▶ _The problem_
Output all lines exactly, with nothing added or dropped.
-.-.-
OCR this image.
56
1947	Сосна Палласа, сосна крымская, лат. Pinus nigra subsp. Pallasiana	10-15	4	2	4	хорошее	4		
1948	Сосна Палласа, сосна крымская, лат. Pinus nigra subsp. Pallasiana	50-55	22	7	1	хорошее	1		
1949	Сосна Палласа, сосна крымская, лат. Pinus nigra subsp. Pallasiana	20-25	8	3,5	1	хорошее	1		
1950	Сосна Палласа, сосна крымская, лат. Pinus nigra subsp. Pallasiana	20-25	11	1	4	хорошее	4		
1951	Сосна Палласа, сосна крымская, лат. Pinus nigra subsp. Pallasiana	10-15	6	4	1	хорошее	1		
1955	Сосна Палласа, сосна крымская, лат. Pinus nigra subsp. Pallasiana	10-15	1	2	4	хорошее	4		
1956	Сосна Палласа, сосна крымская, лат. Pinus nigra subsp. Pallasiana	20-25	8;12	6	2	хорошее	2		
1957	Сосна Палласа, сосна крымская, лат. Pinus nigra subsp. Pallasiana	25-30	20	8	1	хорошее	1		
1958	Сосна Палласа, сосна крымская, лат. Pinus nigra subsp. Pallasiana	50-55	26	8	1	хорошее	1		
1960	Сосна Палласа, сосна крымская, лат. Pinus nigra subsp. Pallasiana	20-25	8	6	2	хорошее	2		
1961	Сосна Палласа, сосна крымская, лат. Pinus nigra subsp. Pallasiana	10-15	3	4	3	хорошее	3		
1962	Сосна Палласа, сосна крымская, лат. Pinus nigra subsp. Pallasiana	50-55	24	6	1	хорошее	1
-.-.-
▶ _Task output_
OCR this image.
56
1947	Сосна Палласа, сосна крымская, лат. Pinus nigra subsp. Pallasiana	10-15	4	2	4	хорошее	4		
1948	Сосна Палласа, сосна крымская, лат. Pinus nigra subsp. Pallasiana	50-55	22	7	1	хорошее	1		
1949	Сосна Палласа, сосна крымская, лат. Pinus nigra subsp. Pallasiana	20-25	8	3,5	1	хорошее	1		
1950	Сосна Палласа, сосна крымская, лат. Pinus nigra subsp. Pallasiana	20-25	11	1	4	хорошее	4		
1951	Сосна Палласа, сосна крымская, лат. Pinus nigra subsp. Pallasiana	10-15	6	4	1	хорошее	1		
1955	Сосна Палласа, сосна крымская, лат. Pinus nigra subsp. Pallasiana	10-15	1	2	4	хорошее	4		
1956	Сосна Палласа, сосна крымская, лат. Pinus nigra subsp. Pallasiana	20-25	8;12	6	2	хорошее	2		
1957	Сосна Палласа, сосна крымская, лат. Pinus nigra subsp. Pallasiana	25-30	20	8	1	хорошее	1		
1958	Сосна Палласа, сосна крымская, лат. Pinus nigra subsp. Pallasiana	50-55	26	8	1	хорошее	1		
1960	Сосна Палласа, сосна крымская, лат. Pinus nigra subsp. Pallasiana	20-25	8	6	2	хорошее	2		
1961	Сосна Палласа, сосна крымская, лат. Pinus nigra subsp. Pallasiana	10-15	3	4	3	хорошее	3		
1962	Сосна Палласа, сосна крымская, лат. Pinus nigra subsp. Pallasiana	50-55	24	6	1	хорошее	1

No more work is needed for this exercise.